━━━━━ Data for processing ━━━━━

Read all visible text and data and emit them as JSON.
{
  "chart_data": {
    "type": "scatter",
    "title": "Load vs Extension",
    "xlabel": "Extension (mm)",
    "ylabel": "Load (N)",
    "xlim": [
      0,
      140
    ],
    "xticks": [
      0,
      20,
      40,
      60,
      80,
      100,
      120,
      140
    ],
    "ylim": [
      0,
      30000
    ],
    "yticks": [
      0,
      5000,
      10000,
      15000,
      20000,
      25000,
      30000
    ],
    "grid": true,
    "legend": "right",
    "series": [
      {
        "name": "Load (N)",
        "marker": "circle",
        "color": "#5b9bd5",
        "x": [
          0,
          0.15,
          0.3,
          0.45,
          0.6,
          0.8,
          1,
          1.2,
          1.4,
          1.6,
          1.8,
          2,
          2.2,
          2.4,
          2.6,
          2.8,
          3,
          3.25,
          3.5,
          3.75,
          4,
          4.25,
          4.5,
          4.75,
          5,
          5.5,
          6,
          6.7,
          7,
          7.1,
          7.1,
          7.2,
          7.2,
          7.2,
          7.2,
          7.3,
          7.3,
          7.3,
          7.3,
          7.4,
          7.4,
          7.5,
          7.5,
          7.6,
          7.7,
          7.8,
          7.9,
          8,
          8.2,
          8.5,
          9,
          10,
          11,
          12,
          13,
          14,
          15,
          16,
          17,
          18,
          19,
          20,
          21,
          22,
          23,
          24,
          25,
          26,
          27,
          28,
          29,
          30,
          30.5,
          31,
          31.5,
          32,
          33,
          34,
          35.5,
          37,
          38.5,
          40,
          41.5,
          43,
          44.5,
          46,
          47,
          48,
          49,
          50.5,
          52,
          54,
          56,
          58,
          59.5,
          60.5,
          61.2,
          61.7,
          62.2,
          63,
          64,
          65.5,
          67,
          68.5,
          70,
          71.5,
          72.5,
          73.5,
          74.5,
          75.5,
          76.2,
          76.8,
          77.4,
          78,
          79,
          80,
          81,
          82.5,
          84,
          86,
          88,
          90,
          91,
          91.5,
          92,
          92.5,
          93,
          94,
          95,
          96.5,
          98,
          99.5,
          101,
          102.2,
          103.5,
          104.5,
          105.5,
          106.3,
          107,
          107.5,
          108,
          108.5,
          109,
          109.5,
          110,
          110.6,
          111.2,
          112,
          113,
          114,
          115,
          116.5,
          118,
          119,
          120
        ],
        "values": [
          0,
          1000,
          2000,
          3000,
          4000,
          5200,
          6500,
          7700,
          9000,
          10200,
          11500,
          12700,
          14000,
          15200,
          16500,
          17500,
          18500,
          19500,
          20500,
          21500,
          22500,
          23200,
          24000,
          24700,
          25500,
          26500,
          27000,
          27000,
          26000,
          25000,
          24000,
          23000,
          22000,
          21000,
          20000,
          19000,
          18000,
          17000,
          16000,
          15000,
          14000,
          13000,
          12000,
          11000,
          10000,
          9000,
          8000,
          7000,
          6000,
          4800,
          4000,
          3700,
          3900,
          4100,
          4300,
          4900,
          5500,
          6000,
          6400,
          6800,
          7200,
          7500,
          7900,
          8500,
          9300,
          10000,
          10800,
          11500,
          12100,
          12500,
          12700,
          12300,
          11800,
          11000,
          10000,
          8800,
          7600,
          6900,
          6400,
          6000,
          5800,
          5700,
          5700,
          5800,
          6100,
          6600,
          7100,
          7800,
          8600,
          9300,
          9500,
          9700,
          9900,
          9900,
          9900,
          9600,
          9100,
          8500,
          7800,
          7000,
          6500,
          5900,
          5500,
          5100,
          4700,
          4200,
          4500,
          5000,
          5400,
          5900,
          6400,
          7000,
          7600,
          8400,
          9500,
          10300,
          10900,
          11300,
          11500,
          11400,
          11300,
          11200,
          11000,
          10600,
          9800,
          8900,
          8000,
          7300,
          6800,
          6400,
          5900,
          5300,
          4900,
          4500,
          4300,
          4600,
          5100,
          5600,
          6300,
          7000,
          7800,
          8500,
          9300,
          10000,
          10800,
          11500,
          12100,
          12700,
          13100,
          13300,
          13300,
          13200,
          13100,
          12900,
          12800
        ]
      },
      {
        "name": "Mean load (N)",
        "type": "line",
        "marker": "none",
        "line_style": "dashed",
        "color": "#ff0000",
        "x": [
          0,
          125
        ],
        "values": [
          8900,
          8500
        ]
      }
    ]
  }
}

━━━━━

Nothing should be changed: write out all of the data as is.

Read all visible text and data and emit them as JSON.
{
  "chart_data": {
    "type": "scatter",
    "title": "Load vs Extension",
    "xlabel": "Extension (mm)",
    "ylabel": "Load (N)",
    "xlim": [
      0,
      140
    ],
    "xticks": [
      0,
      20,
      40,
      60,
      80,
      100,
      120,
      140
    ],
    "ylim": [
      0,
      30000
    ],
    "yticks": [
      0,
      5000,
      10000,
      15000,
      20000,
      25000,
      30000
    ],
    "grid": true,
    "legend": "right",
    "series": [
      {
        "name": "Load (N)",
        "marker": "circle",
        "color": "#5b9bd5",
        "x": [
          0,
          0.15,
          0.3,
          0.45,
          0.6,
          0.8,
          1,
          1.2,
          1.4,
          1.6,
          1.8,
          2,
          2.2,
          2.4,
          2.6,
          2.8,
          3,
          3.25,
          3.5,
          3.75,
          4,
          4.25,
          4.5,
          4.75,
          5,
          5.5,
          6,
          6.7,
          7,
          7.1,
          7.1,
          7.2,
          7.2,
          7.2,
          7.2,
          7.3,
          7.3,
          7.3,
          7.3,
          7.4,
          7.4,
          7.5,
          7.5,
          7.6,
          7.7,
          7.8,
          7.9,
          8,
          8.2,
          8.5,
          9,
          10,
          11,
          12,
          13,
          14,
          15,
          16,
          17,
          18,
          19,
          20,
          21,
          22,
          23,
          24,
          25,
          26,
          27,
          28,
          29,
          30,
          30.5,
          31,
          31.5,
          32,
          33,
          34,
          35.5,
          37,
          38.5,
          40,
          41.5,
          43,
          44.5,
          46,
          47,
          48,
          49,
          50.5,
          52,
          54,
          56,
          58,
          59.5,
          60.5,
          61.2,
          61.7,
          62.2,
          63,
          64,
          65.5,
          67,
          68.5,
          70,
          71.5,
          72.5,
          73.5,
          74.5,
          75.5,
          76.2,
          76.8,
          77.4,
          78,
          79,
          80,
          81,
          82.5,
          84,
          86,
          88,
          90,
          91,
          91.5,
          92,
          92.5,
          93,
          94,
          95,
          96.5,
          98,
          99.5,
          101,
          102.2,
          103.5,
          104.5,
          105.5,
          106.3,
          107,
          107.5,
          108,
          108.5,
          109,
          109.5,
          110,
          110.6,
          111.2,
          112,
          113,
          114,
          115,
          116.5,
          118,
          119,
          120
        ],
        "values": [
          0,
          1000,
          2000,
          3000,
          4000,
          5200,
          6500,
          7700,
          9000,
          10200,
          11500,
          12700,
          14000,
          15200,
          16500,
          17500,
          18500,
          19500,
          20500,
          21500,
          22500,
          23200,
          24000,
          24700,
          25500,
          26500,
          27000,
          27000,
          26000,
          25000,
          24000,
          23000,
          22000,
          21000,
          20000,
          19000,
          18000,
          17000,
          16000,
          15000,
          14000,
          13000,
          12000,
          11000,
          10000,
          9000,
          8000,
          7000,
          6000,
          4800,
          4000,
          3700,
          3900,
          4100,
          4300,
          4900,
          5500,
          6000,
          6400,
          6800,
          7200,
          7500,
          7900,
          8500,
          9300,
          10000,
          10800,
          11500,
          12100,
          12500,
          12700,
          12300,
          11800,
          11000,
          10000,
          8800,
          7600,
          6900,
          6400,
          6000,
          5800,
          5700,
          5700,
          5800,
          6100,
          6600,
          7100,
          7800,
          8600,
          9300,
          9500,
          9700,
          9900,
          9900,
          9900,
          9600,
          9100,
          8500,
          7800,
          7000,
          6500,
          5900,
          5500,
          5100,
          4700,
          4200,
          4500,
          5000,
          5400,
          5900,
          6400,
          7000,
          7600,
          8400,
          9500,
          10300,
          10900,
          11300,
          11500,
          11400,
          11300,
          11200,
          11000,
          10600,
          9800,
          8900,
          8000,
          7300,
          6800,
          6400,
          5900,
          5300,
          4900,
          4500,
          4300,
          4600,
          5100,
          5600,
          6300,
          7000,
          7800,
          8500,
          9300,
          10000,
          10800,
          11500,
          12100,
          12700,
          13100,
          13300,
          13300,
          13200,
          13100,
          12900,
          12800
        ]
      },
      {
        "name": "Mean load (N)",
        "type": "line",
        "marker": "none",
        "line_style": "dashed",
        "color": "#ff0000",
        "x": [
          0,
          125
        ],
        "values": [
          8900,
          8500
        ]
      }
    ]
  }
}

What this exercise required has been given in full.